What to work on →
In the material below, identify each line bearing the word "true". Reproduce those lines.

Exercise materials →
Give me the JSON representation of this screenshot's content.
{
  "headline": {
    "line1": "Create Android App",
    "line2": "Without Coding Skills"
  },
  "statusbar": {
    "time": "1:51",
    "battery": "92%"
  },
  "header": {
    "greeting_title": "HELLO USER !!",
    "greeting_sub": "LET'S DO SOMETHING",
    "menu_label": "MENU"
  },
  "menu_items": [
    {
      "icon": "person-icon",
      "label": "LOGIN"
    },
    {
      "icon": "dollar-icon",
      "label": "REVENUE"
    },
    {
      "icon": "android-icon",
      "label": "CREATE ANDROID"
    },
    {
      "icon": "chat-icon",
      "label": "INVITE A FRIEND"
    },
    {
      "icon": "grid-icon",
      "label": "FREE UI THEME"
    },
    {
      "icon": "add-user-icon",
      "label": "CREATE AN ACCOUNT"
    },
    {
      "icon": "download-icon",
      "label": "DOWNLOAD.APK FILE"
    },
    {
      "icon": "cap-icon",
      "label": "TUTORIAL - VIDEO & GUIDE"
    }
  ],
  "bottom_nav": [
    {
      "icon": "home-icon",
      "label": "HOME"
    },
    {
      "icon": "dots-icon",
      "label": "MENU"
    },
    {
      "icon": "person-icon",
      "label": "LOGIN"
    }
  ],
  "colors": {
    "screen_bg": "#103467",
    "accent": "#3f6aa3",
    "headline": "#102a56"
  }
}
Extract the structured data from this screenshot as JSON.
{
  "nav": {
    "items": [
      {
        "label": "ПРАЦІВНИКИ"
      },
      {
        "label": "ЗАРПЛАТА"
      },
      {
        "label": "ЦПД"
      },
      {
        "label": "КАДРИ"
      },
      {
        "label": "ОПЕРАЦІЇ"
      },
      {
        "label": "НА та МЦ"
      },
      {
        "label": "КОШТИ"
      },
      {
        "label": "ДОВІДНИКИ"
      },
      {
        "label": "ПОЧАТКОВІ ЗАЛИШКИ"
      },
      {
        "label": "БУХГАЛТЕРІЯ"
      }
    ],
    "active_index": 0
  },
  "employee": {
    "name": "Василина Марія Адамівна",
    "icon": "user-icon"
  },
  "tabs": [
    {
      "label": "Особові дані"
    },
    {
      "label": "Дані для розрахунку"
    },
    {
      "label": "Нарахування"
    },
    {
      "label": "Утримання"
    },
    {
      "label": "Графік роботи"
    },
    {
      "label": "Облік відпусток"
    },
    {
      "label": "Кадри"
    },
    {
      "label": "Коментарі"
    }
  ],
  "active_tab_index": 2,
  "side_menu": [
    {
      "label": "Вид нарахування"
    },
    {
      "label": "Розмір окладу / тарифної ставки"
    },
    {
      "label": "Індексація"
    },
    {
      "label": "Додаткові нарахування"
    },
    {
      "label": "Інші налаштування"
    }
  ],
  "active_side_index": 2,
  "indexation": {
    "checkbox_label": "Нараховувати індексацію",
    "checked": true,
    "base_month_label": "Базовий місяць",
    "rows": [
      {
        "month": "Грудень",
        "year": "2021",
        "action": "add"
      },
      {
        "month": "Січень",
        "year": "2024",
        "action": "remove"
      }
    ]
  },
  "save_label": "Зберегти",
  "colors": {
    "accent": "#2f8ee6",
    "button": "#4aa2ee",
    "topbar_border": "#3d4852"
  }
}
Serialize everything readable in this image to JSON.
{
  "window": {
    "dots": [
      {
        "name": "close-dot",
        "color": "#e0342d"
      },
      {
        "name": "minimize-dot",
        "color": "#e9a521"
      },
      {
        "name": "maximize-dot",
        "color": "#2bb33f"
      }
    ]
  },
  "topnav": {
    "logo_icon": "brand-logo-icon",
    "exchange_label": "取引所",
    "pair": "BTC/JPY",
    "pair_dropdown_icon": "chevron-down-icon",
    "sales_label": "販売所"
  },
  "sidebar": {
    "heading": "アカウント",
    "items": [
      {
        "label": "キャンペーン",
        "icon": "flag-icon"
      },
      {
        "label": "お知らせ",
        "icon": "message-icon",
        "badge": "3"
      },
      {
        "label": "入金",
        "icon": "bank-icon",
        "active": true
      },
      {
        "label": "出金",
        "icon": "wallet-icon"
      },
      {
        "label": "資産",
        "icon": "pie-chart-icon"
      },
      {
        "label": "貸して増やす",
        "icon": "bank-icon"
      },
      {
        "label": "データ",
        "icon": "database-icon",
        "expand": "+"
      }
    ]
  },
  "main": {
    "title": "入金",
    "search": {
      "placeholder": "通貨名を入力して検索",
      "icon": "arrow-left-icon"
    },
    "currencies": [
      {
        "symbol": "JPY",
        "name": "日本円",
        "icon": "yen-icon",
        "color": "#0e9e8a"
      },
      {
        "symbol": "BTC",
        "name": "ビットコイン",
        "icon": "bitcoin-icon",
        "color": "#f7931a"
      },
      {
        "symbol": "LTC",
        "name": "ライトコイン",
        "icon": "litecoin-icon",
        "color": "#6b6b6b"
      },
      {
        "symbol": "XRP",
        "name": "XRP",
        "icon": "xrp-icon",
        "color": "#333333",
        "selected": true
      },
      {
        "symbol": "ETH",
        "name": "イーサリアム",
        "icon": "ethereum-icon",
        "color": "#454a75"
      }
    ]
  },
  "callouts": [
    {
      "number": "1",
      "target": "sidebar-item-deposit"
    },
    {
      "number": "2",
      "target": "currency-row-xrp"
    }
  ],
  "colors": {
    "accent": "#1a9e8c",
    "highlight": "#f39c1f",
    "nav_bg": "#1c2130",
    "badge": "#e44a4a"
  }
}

Correct response →
    "checked": true,
        "active": true
        "selected": true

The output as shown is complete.